*Stated task*.
Please write out the material below exactly as given.

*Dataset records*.
+ + + +
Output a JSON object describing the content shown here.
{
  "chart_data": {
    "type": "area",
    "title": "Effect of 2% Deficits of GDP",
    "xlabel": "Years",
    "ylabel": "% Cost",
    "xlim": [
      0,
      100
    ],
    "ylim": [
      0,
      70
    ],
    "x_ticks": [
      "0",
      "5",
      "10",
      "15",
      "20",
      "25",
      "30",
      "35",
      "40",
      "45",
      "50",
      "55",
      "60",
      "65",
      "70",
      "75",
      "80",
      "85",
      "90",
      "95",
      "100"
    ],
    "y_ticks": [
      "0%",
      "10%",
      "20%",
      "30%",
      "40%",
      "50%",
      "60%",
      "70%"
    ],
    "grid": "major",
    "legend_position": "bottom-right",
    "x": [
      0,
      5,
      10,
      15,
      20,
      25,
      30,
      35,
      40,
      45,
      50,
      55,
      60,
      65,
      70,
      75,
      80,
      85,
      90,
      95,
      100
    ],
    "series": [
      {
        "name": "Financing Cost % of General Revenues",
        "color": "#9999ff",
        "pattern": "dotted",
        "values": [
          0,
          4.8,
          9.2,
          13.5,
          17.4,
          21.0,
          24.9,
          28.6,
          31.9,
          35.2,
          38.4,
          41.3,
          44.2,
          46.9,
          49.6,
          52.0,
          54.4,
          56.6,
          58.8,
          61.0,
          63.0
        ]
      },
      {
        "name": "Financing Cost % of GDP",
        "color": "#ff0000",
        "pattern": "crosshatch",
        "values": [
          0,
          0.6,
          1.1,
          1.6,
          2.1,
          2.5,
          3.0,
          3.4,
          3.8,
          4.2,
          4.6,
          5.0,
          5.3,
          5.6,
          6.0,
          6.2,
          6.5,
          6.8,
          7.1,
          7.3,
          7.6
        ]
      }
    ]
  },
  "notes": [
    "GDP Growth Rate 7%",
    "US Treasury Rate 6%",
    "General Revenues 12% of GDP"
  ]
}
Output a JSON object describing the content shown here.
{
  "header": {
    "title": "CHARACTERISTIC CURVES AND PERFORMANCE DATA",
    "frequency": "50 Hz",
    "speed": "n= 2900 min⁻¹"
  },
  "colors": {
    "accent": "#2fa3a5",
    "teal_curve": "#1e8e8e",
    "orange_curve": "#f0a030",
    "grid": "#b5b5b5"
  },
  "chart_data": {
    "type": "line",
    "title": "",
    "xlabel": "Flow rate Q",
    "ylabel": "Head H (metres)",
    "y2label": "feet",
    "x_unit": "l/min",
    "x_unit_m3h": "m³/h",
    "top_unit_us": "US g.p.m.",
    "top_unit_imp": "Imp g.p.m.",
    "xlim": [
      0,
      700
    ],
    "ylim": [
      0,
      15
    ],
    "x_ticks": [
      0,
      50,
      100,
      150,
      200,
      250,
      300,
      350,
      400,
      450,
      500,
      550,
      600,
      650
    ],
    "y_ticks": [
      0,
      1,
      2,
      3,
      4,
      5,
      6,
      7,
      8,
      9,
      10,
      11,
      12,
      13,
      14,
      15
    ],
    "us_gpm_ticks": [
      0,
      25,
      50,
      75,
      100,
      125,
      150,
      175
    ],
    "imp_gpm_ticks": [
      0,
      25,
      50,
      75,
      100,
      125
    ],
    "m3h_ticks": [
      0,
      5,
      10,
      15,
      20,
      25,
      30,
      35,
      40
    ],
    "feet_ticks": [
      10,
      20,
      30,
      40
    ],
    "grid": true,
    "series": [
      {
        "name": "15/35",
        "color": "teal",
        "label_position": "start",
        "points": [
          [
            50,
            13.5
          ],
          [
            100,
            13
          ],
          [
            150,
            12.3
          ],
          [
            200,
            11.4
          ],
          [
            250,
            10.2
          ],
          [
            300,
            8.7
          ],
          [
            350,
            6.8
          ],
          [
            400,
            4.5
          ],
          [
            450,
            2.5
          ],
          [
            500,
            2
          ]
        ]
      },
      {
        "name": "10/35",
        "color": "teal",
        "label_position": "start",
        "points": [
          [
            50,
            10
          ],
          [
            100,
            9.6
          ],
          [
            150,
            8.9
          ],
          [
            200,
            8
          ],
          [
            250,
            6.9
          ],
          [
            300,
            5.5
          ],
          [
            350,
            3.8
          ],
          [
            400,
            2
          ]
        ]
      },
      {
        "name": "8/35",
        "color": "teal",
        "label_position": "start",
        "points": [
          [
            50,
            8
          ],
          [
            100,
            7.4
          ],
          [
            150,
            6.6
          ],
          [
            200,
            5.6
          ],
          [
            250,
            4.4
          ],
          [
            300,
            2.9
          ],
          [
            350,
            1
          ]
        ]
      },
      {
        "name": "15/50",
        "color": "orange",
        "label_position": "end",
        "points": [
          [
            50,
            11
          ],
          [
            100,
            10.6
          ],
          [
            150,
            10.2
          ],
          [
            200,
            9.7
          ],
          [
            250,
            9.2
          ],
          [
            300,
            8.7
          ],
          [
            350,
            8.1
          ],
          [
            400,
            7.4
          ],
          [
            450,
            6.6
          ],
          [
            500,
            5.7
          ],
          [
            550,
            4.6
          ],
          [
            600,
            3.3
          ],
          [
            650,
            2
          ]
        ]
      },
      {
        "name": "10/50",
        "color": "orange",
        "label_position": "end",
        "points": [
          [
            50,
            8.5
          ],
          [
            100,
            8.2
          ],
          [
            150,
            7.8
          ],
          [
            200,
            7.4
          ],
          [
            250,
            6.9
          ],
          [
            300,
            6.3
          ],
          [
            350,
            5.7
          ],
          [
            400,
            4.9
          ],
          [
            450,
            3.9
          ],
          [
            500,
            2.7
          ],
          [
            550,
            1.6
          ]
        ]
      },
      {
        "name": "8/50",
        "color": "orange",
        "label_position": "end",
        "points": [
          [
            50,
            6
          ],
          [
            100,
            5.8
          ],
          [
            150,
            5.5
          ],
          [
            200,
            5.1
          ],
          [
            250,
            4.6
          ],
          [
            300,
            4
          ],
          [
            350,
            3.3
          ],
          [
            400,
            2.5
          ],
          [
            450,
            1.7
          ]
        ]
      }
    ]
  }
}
+ + + +
*Exercise answer*.
Output a JSON object describing the content shown here.
{
  "chart_data": {
    "type": "area",
    "title": "Effect of 2% Deficits of GDP",
    "xlabel": "Years",
    "ylabel": "% Cost",
    "xlim": [
      0,
      100
    ],
    "ylim": [
      0,
      70
    ],
    "x_ticks": [
      "0",
      "5",
      "10",
      "15",
      "20",
      "25",
      "30",
      "35",
      "40",
      "45",
      "50",
      "55",
      "60",
      "65",
      "70",
      "75",
      "80",
      "85",
      "90",
      "95",
      "100"
    ],
    "y_ticks": [
      "0%",
      "10%",
      "20%",
      "30%",
      "40%",
      "50%",
      "60%",
      "70%"
    ],
    "grid": "major",
    "legend_position": "bottom-right",
    "x": [
      0,
      5,
      10,
      15,
      20,
      25,
      30,
      35,
      40,
      45,
      50,
      55,
      60,
      65,
      70,
      75,
      80,
      85,
      90,
      95,
      100
    ],
    "series": [
      {
        "name": "Financing Cost % of General Revenues",
        "color": "#9999ff",
        "pattern": "dotted",
        "values": [
          0,
          4.8,
          9.2,
          13.5,
          17.4,
          21.0,
          24.9,
          28.6,
          31.9,
          35.2,
          38.4,
          41.3,
          44.2,
          46.9,
          49.6,
          52.0,
          54.4,
          56.6,
          58.8,
          61.0,
          63.0
        ]
      },
      {
        "name": "Financing Cost % of GDP",
        "color": "#ff0000",
        "pattern": "crosshatch",
        "values": [
          0,
          0.6,
          1.1,
          1.6,
          2.1,
          2.5,
          3.0,
          3.4,
          3.8,
          4.2,
          4.6,
          5.0,
          5.3,
          5.6,
          6.0,
          6.2,
          6.5,
          6.8,
          7.1,
          7.3,
          7.6
        ]
      }
    ]
  },
  "notes": [
    "GDP Growth Rate 7%",
    "US Treasury Rate 6%",
    "General Revenues 12% of GDP"
  ]
}
Output a JSON object describing the content shown here.
{
  "header": {
    "title": "CHARACTERISTIC CURVES AND PERFORMANCE DATA",
    "frequency": "50 Hz",
    "speed": "n= 2900 min⁻¹"
  },
  "colors": {
    "accent": "#2fa3a5",
    "teal_curve": "#1e8e8e",
    "orange_curve": "#f0a030",
    "grid": "#b5b5b5"
  },
  "chart_data": {
    "type": "line",
    "title": "",
    "xlabel": "Flow rate Q",
    "ylabel": "Head H (metres)",
    "y2label": "feet",
    "x_unit": "l/min",
    "x_unit_m3h": "m³/h",
    "top_unit_us": "US g.p.m.",
    "top_unit_imp": "Imp g.p.m.",
    "xlim": [
      0,
      700
    ],
    "ylim": [
      0,
      15
    ],
    "x_ticks": [
      0,
      50,
      100,
      150,
      200,
      250,
      300,
      350,
      400,
      450,
      500,
      550,
      600,
      650
    ],
    "y_ticks": [
      0,
      1,
      2,
      3,
      4,
      5,
      6,
      7,
      8,
      9,
      10,
      11,
      12,
      13,
      14,
      15
    ],
    "us_gpm_ticks": [
      0,
      25,
      50,
      75,
      100,
      125,
      150,
      175
    ],
    "imp_gpm_ticks": [
      0,
      25,
      50,
      75,
      100,
      125
    ],
    "m3h_ticks": [
      0,
      5,
      10,
      15,
      20,
      25,
      30,
      35,
      40
    ],
    "feet_ticks": [
      10,
      20,
      30,
      40
    ],
    "grid": true,
    "series": [
      {
        "name": "15/35",
        "color": "teal",
        "label_position": "start",
        "points": [
          [
            50,
            13.5
          ],
          [
            100,
            13
          ],
          [
            150,
            12.3
          ],
          [
            200,
            11.4
          ],
          [
            250,
            10.2
          ],
          [
            300,
            8.7
          ],
          [
            350,
            6.8
          ],
          [
            400,
            4.5
          ],
          [
            450,
            2.5
          ],
          [
            500,
            2
          ]
        ]
      },
      {
        "name": "10/35",
        "color": "teal",
        "label_position": "start",
        "points": [
          [
            50,
            10
          ],
          [
            100,
            9.6
          ],
          [
            150,
            8.9
          ],
          [
            200,
            8
          ],
          [
            250,
            6.9
          ],
          [
            300,
            5.5
          ],
          [
            350,
            3.8
          ],
          [
            400,
            2
          ]
        ]
      },
      {
        "name": "8/35",
        "color": "teal",
        "label_position": "start",
        "points": [
          [
            50,
            8
          ],
          [
            100,
            7.4
          ],
          [
            150,
            6.6
          ],
          [
            200,
            5.6
          ],
          [
            250,
            4.4
          ],
          [
            300,
            2.9
          ],
          [
            350,
            1
          ]
        ]
      },
      {
        "name": "15/50",
        "color": "orange",
        "label_position": "end",
        "points": [
          [
            50,
            11
          ],
          [
            100,
            10.6
          ],
          [
            150,
            10.2
          ],
          [
            200,
            9.7
          ],
          [
            250,
            9.2
          ],
          [
            300,
            8.7
          ],
          [
            350,
            8.1
          ],
          [
            400,
            7.4
          ],
          [
            450,
            6.6
          ],
          [
            500,
            5.7
          ],
          [
            550,
            4.6
          ],
          [
            600,
            3.3
          ],
          [
            650,
            2
          ]
        ]
      },
      {
        "name": "10/50",
        "color": "orange",
        "label_position": "end",
        "points": [
          [
            50,
            8.5
          ],
          [
            100,
            8.2
          ],
          [
            150,
            7.8
          ],
          [
            200,
            7.4
          ],
          [
            250,
            6.9
          ],
          [
            300,
            6.3
          ],
          [
            350,
            5.7
          ],
          [
            400,
            4.9
          ],
          [
            450,
            3.9
          ],
          [
            500,
            2.7
          ],
          [
            550,
            1.6
          ]
        ]
      },
      {
        "name": "8/50",
        "color": "orange",
        "label_position": "end",
        "points": [
          [
            50,
            6
          ],
          [
            100,
            5.8
          ],
          [
            150,
            5.5
          ],
          [
            200,
            5.1
          ],
          [
            250,
            4.6
          ],
          [
            300,
            4
          ],
          [
            350,
            3.3
          ],
          [
            400,
            2.5
          ],
          [
            450,
            1.7
          ]
        ]
      }
    ]
  }
}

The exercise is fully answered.